__STATED PROBLEM__. Reproduce the entries below in full, word for word.

__LISTING__.
[BEGIN]

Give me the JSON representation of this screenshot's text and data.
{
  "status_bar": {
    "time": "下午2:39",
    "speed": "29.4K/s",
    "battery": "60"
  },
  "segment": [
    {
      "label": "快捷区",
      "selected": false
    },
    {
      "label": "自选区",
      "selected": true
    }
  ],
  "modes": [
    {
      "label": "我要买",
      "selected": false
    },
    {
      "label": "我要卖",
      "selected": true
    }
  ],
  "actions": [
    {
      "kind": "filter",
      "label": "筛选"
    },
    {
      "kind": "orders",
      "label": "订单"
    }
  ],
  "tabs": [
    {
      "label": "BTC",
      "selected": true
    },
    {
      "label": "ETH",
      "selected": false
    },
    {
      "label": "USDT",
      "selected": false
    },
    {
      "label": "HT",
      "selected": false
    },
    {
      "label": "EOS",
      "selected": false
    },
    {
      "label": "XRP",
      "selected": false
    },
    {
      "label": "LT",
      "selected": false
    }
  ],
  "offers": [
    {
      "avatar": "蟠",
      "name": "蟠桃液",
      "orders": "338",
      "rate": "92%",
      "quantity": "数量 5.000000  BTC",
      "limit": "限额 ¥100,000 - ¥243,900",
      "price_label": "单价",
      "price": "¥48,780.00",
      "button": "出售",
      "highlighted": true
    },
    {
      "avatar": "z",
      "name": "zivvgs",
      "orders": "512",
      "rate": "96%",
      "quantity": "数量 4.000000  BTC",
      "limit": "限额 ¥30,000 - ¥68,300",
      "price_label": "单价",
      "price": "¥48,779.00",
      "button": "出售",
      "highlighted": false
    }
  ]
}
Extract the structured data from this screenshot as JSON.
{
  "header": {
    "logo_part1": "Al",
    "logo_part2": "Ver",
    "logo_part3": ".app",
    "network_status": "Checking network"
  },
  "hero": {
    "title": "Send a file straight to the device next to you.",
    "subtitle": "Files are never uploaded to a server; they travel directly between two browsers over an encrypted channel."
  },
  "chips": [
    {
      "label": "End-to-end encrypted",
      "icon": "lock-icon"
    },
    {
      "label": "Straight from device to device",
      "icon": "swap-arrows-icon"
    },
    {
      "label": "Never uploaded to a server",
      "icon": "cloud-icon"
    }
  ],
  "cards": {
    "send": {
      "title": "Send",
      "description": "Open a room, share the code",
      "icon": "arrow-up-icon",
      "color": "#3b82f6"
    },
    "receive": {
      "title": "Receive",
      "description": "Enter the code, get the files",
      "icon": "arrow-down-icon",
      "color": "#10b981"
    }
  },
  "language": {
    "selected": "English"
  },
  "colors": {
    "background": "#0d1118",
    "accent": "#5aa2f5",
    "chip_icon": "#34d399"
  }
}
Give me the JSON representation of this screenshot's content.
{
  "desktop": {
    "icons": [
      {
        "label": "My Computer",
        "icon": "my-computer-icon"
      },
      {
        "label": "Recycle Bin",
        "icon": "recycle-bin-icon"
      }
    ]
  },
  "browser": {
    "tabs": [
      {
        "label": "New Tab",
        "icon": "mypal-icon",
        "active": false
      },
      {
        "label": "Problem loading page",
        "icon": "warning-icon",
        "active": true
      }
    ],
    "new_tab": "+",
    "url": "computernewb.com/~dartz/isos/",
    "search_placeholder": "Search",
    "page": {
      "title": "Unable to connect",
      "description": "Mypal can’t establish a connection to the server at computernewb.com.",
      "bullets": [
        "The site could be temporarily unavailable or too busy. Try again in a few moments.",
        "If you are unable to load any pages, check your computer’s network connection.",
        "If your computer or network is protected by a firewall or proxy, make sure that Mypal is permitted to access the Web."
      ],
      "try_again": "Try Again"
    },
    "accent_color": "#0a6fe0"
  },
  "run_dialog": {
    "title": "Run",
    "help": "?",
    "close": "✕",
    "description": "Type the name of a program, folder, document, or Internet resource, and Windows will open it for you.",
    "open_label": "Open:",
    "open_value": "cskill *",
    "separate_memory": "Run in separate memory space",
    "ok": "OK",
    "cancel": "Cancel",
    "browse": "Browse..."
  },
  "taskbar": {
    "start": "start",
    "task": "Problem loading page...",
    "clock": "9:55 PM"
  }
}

[END]

__PROBLEM SOLUTION__.
Give me the JSON representation of this screenshot's text and data.
{
  "status_bar": {
    "time": "下午2:39",
    "speed": "29.4K/s",
    "battery": "60"
  },
  "segment": [
    {
      "label": "快捷区",
      "selected": false
    },
    {
      "label": "自选区",
      "selected": true
    }
  ],
  "modes": [
    {
      "label": "我要买",
      "selected": false
    },
    {
      "label": "我要卖",
      "selected": true
    }
  ],
  "actions": [
    {
      "kind": "filter",
      "label": "筛选"
    },
    {
      "kind": "orders",
      "label": "订单"
    }
  ],
  "tabs": [
    {
      "label": "BTC",
      "selected": true
    },
    {
      "label": "ETH",
      "selected": false
    },
    {
      "label": "USDT",
      "selected": false
    },
    {
      "label": "HT",
      "selected": false
    },
    {
      "label": "EOS",
      "selected": false
    },
    {
      "label": "XRP",
      "selected": false
    },
    {
      "label": "LT",
      "selected": false
    }
  ],
  "offers": [
    {
      "avatar": "蟠",
      "name": "蟠桃液",
      "orders": "338",
      "rate": "92%",
      "quantity": "数量 5.000000  BTC",
      "limit": "限额 ¥100,000 - ¥243,900",
      "price_label": "单价",
      "price": "¥48,780.00",
      "button": "出售",
      "highlighted": true
    },
    {
      "avatar": "z",
      "name": "zivvgs",
      "orders": "512",
      "rate": "96%",
      "quantity": "数量 4.000000  BTC",
      "limit": "限额 ¥30,000 - ¥68,300",
      "price_label": "单价",
      "price": "¥48,779.00",
      "button": "出售",
      "highlighted": false
    }
  ]
}
Extract the structured data from this screenshot as JSON.
{
  "header": {
    "logo_part1": "Al",
    "logo_part2": "Ver",
    "logo_part3": ".app",
    "network_status": "Checking network"
  },
  "hero": {
    "title": "Send a file straight to the device next to you.",
    "subtitle": "Files are never uploaded to a server; they travel directly between two browsers over an encrypted channel."
  },
  "chips": [
    {
      "label": "End-to-end encrypted",
      "icon": "lock-icon"
    },
    {
      "label": "Straight from device to device",
      "icon": "swap-arrows-icon"
    },
    {
      "label": "Never uploaded to a server",
      "icon": "cloud-icon"
    }
  ],
  "cards": {
    "send": {
      "title": "Send",
      "description": "Open a room, share the code",
      "icon": "arrow-up-icon",
      "color": "#3b82f6"
    },
    "receive": {
      "title": "Receive",
      "description": "Enter the code, get the files",
      "icon": "arrow-down-icon",
      "color": "#10b981"
    }
  },
  "language": {
    "selected": "English"
  },
  "colors": {
    "background": "#0d1118",
    "accent": "#5aa2f5",
    "chip_icon": "#34d399"
  }
}
Give me the JSON representation of this screenshot's content.
{
  "desktop": {
    "icons": [
      {
        "label": "My Computer",
        "icon": "my-computer-icon"
      },
      {
        "label": "Recycle Bin",
        "icon": "recycle-bin-icon"
      }
    ]
  },
  "browser": {
    "tabs": [
      {
        "label": "New Tab",
        "icon": "mypal-icon",
        "active": false
      },
      {
        "label": "Problem loading page",
        "icon": "warning-icon",
        "active": true
      }
    ],
    "new_tab": "+",
    "url": "computernewb.com/~dartz/isos/",
    "search_placeholder": "Search",
    "page": {
      "title": "Unable to connect",
      "description": "Mypal can’t establish a connection to the server at computernewb.com.",
      "bullets": [
        "The site could be temporarily unavailable or too busy. Try again in a few moments.",
        "If you are unable to load any pages, check your computer’s network connection.",
        "If your computer or network is protected by a firewall or proxy, make sure that Mypal is permitted to access the Web."
      ],
      "try_again": "Try Again"
    },
    "accent_color": "#0a6fe0"
  },
  "run_dialog": {
    "title": "Run",
    "help": "?",
    "close": "✕",
    "description": "Type the name of a program, folder, document, or Internet resource, and Windows will open it for you.",
    "open_label": "Open:",
    "open_value": "cskill *",
    "separate_memory": "Run in separate memory space",
    "ok": "OK",
    "cancel": "Cancel",
    "browse": "Browse..."
  },
  "taskbar": {
    "start": "start",
    "task": "Problem loading page...",
    "clock": "9:55 PM"
  }
}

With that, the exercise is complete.